WHAT TO WORK ON
Using the records below, count the lines with "JSON" in them. Give the number only.

ITEMS

↓

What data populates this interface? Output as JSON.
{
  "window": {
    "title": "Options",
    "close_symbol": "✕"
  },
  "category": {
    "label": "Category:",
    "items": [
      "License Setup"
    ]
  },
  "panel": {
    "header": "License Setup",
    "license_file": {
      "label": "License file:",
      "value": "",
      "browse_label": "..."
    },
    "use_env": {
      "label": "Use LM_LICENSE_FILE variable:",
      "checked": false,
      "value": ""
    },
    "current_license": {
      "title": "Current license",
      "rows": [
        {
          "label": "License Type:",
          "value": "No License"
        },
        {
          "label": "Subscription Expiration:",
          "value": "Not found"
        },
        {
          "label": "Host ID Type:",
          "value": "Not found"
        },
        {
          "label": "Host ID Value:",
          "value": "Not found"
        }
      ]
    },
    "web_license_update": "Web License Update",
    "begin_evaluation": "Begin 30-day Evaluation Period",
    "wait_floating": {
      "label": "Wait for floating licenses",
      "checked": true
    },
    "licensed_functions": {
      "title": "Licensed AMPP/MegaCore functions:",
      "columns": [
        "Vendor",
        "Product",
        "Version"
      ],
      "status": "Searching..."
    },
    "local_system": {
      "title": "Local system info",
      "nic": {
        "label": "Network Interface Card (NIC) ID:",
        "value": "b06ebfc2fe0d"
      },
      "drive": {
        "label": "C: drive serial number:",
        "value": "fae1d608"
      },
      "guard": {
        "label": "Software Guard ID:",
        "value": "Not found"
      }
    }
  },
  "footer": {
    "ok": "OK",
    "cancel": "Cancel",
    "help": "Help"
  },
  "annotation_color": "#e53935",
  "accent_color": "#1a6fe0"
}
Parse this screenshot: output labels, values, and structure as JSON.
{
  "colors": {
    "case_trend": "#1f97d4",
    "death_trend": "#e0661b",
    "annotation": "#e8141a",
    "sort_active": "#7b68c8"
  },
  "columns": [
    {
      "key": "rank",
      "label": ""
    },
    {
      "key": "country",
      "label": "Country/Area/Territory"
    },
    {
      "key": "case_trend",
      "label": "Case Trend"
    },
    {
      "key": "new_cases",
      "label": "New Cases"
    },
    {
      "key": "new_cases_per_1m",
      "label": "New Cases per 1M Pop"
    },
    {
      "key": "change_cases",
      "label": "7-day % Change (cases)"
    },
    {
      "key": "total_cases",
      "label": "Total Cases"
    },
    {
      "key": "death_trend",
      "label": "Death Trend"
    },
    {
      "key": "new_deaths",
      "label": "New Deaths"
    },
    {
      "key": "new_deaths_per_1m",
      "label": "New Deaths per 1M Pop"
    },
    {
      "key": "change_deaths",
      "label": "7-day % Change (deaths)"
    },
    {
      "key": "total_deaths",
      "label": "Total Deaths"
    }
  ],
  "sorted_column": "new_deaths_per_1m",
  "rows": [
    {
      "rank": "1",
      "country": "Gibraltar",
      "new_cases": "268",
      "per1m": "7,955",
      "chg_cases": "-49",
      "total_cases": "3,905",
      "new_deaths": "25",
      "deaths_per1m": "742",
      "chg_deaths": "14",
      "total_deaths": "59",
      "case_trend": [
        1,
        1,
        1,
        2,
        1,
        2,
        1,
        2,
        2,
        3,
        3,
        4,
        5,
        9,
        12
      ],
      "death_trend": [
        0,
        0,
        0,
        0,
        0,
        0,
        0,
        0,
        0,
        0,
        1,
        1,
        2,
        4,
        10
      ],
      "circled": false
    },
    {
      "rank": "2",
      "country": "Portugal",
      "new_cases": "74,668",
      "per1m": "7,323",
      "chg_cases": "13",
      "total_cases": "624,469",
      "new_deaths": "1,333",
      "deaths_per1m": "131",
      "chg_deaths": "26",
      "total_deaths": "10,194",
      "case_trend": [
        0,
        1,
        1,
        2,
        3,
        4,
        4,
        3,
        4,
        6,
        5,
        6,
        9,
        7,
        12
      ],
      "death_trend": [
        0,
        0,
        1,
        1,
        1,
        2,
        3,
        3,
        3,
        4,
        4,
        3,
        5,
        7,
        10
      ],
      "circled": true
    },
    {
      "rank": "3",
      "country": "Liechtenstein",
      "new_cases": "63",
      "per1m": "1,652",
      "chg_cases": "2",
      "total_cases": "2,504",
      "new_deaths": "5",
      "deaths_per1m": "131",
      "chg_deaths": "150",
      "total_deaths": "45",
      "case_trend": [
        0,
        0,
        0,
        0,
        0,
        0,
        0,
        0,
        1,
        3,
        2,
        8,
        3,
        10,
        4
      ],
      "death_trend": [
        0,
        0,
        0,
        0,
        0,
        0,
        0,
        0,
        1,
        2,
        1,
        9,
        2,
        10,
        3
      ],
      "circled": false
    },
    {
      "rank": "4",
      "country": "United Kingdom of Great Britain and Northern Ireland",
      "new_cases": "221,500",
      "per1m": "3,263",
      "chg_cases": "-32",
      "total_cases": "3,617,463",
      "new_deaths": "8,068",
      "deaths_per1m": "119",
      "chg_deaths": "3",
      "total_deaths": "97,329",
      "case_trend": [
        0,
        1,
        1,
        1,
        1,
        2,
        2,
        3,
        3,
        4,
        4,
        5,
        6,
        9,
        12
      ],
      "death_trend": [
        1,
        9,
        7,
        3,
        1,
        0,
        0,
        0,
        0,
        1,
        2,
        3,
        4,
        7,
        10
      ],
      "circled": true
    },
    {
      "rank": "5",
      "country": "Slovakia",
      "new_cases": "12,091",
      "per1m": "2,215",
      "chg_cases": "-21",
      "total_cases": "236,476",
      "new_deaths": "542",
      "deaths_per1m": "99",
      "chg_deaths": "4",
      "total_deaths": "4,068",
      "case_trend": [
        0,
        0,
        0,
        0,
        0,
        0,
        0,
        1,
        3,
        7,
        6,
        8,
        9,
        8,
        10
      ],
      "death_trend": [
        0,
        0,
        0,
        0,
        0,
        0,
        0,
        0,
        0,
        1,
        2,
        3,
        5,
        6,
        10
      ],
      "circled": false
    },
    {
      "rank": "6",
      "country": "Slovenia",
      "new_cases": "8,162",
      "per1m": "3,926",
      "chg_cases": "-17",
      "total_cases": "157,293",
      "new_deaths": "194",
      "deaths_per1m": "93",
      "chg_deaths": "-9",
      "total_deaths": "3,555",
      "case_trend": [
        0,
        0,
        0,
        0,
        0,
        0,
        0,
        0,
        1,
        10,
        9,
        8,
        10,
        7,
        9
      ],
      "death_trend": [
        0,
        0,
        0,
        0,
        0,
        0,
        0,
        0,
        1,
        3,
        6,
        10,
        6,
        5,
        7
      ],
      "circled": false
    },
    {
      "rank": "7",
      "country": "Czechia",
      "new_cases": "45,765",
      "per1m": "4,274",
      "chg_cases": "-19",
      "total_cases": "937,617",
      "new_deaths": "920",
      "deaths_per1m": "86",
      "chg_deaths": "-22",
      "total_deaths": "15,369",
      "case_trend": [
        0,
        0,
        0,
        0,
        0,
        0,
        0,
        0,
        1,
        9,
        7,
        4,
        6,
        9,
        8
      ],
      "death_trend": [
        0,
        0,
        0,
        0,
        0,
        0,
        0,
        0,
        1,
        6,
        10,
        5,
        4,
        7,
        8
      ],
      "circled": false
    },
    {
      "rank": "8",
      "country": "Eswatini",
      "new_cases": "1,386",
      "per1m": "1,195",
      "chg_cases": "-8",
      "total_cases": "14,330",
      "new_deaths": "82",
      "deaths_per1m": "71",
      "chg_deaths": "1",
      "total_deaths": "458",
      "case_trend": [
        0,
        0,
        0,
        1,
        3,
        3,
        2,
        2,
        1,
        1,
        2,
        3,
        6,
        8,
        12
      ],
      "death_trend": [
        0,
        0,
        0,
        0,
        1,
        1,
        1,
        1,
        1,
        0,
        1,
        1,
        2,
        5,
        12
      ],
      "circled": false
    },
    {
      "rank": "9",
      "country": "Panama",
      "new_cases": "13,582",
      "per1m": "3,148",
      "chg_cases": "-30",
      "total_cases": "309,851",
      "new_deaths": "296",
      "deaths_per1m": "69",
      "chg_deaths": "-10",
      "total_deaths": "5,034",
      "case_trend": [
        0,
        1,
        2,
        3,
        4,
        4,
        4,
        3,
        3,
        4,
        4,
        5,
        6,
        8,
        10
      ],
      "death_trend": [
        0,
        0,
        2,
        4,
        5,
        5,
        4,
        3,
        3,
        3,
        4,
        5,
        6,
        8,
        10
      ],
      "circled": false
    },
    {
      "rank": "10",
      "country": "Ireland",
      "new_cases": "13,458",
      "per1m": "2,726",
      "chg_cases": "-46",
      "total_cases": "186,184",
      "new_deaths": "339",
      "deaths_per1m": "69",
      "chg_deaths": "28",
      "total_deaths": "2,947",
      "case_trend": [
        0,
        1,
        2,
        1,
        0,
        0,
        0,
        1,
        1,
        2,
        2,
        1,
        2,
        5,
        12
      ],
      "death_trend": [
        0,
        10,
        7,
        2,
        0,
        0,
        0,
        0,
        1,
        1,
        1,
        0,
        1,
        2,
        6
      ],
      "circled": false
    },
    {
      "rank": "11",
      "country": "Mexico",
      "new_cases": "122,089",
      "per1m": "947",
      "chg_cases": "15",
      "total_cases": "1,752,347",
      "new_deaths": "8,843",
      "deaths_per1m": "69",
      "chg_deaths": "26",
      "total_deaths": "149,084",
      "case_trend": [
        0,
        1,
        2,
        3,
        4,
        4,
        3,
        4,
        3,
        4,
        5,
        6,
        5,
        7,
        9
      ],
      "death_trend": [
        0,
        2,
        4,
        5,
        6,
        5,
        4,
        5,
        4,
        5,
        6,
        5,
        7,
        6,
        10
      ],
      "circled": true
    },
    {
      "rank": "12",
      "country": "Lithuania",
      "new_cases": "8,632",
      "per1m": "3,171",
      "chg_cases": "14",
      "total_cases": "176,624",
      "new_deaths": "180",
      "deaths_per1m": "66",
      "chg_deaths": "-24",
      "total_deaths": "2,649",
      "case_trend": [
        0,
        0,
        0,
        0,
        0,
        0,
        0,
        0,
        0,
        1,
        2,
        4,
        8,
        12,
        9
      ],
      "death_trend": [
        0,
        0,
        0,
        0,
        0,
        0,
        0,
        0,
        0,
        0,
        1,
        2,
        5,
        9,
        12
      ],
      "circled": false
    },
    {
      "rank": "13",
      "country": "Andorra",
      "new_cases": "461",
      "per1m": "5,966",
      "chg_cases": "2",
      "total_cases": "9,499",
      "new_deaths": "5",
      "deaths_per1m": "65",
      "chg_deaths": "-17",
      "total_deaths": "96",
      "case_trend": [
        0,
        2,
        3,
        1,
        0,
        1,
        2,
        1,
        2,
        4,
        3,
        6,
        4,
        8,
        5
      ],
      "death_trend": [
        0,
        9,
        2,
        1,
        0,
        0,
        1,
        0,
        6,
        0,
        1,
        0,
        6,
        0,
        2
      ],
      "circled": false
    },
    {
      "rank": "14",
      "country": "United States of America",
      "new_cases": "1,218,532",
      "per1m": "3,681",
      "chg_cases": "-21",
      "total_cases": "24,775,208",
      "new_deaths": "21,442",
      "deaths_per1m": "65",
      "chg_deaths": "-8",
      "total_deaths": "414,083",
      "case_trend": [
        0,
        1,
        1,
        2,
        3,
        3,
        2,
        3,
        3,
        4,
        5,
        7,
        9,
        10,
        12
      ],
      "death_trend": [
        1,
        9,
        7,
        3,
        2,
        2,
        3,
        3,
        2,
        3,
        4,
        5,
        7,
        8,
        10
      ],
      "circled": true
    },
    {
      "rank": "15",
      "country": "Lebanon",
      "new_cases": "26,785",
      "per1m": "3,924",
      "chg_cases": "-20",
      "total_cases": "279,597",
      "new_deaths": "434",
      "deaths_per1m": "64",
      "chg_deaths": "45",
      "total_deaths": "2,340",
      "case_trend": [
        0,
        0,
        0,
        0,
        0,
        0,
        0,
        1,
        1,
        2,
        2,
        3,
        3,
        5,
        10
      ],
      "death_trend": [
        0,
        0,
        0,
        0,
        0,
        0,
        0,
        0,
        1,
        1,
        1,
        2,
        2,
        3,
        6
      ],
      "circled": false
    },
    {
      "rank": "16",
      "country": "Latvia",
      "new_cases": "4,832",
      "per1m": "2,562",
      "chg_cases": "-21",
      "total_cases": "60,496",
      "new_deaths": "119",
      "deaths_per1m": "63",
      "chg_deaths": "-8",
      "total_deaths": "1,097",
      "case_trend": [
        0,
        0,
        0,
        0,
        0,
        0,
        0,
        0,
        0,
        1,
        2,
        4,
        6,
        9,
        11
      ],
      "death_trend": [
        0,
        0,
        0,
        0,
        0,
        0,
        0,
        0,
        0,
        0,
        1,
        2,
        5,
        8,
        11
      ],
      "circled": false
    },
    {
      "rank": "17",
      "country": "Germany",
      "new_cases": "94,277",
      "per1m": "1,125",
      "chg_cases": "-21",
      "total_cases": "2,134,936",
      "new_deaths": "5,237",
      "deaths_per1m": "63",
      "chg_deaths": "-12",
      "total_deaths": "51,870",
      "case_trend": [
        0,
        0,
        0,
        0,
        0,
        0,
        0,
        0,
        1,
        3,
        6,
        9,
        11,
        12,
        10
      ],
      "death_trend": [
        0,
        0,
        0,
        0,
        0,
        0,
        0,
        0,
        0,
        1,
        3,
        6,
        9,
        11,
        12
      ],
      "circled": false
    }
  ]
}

↑

EXERCISE SOLUTION
2